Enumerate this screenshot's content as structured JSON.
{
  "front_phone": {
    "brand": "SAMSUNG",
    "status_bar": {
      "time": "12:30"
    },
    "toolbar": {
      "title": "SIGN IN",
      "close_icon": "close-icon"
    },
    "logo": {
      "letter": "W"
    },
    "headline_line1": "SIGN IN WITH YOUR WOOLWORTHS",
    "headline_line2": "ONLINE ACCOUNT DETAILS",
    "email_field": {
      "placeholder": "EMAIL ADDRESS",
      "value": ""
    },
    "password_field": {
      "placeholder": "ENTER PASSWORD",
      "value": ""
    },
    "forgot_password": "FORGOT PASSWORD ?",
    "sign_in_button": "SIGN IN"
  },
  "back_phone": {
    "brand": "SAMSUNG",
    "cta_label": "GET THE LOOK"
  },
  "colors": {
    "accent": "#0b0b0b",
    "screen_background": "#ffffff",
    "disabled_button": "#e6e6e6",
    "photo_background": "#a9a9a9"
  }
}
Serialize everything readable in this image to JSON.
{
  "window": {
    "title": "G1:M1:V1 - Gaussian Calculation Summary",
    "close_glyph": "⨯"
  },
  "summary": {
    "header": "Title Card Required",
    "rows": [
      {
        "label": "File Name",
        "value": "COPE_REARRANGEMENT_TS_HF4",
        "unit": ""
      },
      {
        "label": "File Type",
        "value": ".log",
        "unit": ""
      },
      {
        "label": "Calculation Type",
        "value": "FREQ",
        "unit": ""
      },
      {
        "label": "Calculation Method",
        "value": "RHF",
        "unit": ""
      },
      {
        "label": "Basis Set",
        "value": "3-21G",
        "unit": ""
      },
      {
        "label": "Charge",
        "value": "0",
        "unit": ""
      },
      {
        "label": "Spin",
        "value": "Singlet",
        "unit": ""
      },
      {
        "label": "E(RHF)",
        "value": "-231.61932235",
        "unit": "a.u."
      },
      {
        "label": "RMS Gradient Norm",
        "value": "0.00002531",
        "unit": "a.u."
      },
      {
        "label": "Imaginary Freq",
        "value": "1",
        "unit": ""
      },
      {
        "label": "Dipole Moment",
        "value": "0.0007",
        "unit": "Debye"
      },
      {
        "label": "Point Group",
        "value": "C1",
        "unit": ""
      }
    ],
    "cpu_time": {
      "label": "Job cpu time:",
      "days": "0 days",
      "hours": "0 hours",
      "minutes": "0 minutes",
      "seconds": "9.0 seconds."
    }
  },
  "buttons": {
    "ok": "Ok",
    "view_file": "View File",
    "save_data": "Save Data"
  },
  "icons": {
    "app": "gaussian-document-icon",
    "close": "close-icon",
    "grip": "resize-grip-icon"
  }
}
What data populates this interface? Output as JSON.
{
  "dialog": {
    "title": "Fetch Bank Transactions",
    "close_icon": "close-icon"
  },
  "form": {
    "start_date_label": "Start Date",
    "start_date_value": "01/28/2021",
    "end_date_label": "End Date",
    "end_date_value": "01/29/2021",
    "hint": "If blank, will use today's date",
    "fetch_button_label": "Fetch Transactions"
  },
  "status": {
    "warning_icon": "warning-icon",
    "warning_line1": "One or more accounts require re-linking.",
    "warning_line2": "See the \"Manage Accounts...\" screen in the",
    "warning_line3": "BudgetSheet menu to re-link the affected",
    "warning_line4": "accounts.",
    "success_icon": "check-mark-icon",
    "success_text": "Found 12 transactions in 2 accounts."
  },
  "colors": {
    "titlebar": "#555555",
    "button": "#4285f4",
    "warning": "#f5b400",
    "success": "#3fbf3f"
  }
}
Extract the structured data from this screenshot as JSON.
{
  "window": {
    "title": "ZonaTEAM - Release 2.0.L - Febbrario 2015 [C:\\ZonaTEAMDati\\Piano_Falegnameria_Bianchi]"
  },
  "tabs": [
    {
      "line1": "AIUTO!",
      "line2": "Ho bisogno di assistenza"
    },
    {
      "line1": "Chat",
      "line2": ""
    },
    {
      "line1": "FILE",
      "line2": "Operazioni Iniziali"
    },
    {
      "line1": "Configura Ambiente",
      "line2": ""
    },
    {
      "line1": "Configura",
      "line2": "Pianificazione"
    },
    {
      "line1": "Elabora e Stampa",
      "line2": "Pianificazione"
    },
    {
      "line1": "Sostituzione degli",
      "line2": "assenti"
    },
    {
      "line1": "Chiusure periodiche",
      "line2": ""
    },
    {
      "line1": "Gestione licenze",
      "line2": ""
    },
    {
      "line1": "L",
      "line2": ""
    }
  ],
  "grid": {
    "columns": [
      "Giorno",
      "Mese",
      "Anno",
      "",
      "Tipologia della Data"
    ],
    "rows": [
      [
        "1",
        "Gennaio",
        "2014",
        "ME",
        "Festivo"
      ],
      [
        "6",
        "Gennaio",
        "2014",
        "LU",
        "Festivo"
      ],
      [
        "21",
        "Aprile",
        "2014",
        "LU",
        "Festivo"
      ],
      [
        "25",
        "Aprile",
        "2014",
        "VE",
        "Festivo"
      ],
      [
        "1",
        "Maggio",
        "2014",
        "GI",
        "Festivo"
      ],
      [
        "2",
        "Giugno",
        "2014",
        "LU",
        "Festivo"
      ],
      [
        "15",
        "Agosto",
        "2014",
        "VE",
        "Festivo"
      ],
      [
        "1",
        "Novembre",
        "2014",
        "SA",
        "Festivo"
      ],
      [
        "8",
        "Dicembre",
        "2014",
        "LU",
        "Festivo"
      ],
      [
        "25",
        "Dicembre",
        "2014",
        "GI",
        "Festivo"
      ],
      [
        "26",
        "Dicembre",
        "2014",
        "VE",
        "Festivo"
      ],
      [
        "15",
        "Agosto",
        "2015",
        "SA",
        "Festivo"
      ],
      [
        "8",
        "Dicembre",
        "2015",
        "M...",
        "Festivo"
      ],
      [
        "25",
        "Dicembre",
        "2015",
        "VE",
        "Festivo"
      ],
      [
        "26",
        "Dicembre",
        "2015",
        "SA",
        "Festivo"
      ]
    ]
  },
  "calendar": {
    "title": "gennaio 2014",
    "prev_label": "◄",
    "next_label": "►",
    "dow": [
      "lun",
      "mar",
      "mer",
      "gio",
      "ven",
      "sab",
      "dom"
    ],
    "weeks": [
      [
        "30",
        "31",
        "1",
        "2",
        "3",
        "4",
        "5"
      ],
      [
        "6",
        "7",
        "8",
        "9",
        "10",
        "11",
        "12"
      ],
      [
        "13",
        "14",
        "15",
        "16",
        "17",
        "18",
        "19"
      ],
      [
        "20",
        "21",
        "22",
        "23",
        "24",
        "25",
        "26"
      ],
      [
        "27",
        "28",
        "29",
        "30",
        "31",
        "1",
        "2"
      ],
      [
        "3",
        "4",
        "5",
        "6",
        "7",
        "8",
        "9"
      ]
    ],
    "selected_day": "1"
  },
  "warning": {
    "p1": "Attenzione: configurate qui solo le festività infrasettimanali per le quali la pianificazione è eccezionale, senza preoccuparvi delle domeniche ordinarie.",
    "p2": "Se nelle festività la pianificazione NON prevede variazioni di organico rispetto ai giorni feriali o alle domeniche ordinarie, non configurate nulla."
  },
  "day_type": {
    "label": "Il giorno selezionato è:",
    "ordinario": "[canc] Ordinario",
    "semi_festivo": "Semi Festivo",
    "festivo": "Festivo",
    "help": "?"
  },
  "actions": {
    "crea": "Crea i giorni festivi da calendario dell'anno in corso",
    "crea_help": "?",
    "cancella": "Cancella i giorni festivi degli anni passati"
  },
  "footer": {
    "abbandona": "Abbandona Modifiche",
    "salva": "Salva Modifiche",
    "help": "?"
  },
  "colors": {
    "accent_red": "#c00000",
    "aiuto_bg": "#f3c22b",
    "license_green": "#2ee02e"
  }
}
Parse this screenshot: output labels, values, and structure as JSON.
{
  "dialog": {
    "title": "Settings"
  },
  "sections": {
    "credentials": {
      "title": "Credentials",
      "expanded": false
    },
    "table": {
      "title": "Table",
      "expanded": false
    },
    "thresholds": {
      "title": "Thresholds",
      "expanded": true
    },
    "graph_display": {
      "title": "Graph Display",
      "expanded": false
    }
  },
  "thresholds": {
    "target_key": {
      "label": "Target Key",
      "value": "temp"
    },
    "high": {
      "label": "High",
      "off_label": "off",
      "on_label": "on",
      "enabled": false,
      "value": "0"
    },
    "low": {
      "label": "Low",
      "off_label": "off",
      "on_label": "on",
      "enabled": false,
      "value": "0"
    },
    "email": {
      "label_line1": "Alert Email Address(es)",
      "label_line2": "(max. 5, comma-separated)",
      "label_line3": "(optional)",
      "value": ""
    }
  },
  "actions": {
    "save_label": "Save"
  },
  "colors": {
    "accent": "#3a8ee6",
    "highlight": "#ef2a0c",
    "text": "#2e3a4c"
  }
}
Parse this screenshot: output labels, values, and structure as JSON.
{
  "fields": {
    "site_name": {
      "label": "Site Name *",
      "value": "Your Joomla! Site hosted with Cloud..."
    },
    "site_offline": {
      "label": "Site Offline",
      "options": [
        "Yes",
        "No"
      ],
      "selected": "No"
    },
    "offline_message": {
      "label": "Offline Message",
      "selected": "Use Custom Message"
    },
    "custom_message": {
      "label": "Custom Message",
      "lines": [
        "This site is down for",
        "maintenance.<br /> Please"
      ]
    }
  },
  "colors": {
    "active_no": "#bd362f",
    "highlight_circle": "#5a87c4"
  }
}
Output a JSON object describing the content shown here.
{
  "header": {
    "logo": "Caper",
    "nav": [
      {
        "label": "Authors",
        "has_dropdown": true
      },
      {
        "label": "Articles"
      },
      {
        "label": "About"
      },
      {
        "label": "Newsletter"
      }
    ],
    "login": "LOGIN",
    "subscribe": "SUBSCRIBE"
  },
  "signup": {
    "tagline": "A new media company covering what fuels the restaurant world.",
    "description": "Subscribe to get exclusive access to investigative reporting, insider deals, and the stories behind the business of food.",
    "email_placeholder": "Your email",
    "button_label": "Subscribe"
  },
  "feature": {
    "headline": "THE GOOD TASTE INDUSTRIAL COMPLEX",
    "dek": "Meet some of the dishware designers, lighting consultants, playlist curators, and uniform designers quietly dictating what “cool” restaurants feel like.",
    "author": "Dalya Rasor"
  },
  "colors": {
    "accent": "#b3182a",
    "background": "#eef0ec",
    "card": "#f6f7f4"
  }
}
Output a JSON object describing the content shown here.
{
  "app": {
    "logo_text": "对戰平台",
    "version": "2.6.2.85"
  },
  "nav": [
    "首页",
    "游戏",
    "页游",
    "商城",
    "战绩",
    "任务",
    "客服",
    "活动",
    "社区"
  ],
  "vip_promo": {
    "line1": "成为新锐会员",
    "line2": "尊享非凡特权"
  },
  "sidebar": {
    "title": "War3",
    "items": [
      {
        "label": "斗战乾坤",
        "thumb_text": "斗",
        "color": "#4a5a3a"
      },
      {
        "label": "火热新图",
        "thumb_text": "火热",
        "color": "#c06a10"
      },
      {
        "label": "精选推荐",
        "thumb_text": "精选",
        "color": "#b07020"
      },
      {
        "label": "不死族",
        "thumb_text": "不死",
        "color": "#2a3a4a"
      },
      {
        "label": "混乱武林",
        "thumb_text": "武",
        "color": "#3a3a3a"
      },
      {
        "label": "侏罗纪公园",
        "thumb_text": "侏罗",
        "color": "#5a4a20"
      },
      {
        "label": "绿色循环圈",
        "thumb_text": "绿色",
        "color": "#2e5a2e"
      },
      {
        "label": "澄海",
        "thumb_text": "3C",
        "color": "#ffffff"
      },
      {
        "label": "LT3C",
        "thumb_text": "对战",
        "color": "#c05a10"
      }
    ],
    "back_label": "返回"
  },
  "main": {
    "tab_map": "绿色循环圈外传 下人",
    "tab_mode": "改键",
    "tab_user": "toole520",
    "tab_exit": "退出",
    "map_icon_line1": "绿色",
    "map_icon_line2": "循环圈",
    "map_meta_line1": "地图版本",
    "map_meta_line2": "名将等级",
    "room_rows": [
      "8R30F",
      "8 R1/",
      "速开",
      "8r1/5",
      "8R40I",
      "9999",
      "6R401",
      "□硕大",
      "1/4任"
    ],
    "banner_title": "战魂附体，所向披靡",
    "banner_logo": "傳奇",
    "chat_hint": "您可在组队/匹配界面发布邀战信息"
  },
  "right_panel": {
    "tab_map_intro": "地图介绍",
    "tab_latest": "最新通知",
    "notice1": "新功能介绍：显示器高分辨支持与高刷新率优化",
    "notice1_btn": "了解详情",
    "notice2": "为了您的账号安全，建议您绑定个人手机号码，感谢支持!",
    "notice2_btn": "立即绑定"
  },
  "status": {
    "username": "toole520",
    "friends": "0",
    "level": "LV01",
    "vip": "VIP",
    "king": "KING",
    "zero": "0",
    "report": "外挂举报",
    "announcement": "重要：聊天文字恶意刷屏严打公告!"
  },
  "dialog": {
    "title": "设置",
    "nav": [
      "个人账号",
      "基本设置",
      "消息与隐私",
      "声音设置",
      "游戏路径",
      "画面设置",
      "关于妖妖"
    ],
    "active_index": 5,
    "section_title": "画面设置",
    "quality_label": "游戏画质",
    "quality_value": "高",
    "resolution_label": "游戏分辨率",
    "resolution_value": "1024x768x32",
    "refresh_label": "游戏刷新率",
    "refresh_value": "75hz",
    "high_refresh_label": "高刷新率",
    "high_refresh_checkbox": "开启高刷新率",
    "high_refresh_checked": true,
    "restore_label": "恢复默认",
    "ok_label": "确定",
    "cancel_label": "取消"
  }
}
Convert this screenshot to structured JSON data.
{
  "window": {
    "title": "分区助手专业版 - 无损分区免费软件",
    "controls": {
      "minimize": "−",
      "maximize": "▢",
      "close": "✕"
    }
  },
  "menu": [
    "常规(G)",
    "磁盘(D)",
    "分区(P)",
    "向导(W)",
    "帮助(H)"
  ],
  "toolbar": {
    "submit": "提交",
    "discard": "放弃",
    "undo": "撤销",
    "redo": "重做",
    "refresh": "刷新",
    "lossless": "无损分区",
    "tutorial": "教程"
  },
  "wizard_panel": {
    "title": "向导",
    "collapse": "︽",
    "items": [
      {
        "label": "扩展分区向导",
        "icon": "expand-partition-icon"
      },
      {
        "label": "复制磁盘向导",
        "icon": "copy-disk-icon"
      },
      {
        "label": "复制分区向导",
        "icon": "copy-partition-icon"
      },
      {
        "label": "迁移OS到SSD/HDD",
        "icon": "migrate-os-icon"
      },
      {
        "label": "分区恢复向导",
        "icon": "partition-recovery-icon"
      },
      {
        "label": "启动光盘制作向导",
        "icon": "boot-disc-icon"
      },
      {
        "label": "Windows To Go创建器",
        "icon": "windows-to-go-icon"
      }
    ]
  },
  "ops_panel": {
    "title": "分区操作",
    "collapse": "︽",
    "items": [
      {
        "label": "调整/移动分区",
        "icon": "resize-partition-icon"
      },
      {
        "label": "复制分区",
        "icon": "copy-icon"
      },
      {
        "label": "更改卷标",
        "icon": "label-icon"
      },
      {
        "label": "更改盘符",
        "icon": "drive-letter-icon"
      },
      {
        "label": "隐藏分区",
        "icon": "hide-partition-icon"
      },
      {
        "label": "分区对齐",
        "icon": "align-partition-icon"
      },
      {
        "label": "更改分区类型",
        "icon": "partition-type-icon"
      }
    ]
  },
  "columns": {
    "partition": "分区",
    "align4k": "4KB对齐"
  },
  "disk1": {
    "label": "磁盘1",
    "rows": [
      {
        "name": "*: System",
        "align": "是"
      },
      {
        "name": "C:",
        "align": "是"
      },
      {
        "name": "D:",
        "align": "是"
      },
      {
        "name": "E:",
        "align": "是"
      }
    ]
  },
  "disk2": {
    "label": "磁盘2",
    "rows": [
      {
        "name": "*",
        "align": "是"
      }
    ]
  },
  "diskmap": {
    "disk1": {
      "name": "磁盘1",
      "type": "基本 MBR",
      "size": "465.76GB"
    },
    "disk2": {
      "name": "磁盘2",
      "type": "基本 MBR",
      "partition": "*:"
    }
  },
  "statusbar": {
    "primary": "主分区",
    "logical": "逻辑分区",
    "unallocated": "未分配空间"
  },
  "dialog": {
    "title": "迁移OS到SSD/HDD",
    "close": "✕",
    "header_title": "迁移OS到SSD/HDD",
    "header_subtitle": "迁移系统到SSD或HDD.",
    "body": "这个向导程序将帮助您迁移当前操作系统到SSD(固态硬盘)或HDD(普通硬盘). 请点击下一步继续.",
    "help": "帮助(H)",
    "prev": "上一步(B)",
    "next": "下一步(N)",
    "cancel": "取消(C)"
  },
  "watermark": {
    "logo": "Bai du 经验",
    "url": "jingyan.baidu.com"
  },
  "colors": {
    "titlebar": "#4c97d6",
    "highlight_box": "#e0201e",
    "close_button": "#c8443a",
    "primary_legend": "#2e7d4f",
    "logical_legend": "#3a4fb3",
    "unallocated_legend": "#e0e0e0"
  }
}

════════

Select and copy each line from the data that includes the word "resize".

**Finished answer:**
    "grip": "resize-grip-icon"
        "icon": "resize-partition-icon"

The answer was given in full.